State how many lines of the entries include the string "value", please, leaving out everything but the number.

- **Record excerpts**
>> start

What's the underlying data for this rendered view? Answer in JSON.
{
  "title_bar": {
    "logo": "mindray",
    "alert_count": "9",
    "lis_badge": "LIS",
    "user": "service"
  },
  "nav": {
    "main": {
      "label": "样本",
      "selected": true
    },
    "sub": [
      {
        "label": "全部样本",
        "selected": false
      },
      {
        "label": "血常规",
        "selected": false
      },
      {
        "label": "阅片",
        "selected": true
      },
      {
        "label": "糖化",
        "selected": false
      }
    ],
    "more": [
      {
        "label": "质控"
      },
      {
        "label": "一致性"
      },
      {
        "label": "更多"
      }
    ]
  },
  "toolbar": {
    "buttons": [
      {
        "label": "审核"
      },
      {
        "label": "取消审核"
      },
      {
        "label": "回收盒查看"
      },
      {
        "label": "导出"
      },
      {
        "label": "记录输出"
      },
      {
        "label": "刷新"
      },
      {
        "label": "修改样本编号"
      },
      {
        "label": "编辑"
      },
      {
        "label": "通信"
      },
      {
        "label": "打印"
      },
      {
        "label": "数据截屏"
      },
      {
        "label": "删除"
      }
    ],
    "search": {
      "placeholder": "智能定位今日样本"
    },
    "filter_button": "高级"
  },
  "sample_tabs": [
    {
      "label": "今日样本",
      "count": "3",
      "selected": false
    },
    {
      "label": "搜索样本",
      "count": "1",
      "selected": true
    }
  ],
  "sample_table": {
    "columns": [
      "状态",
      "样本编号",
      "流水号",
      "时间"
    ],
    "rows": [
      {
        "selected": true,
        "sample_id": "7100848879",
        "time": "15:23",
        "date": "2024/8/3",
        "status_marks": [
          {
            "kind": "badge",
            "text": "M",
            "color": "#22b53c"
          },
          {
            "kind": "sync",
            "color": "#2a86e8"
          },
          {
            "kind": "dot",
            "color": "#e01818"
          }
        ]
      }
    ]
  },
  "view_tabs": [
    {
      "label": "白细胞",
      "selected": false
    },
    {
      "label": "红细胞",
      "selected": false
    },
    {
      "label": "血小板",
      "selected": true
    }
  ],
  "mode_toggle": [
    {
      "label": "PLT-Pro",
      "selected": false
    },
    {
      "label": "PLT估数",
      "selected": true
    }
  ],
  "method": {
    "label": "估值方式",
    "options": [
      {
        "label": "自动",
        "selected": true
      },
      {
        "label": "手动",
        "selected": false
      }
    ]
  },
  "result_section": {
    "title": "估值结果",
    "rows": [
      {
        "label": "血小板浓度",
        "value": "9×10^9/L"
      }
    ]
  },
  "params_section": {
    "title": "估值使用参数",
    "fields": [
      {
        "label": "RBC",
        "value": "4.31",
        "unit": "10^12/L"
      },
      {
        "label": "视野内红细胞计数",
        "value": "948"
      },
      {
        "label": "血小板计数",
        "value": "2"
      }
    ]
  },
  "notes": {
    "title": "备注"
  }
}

>> end

- **Correct result**
4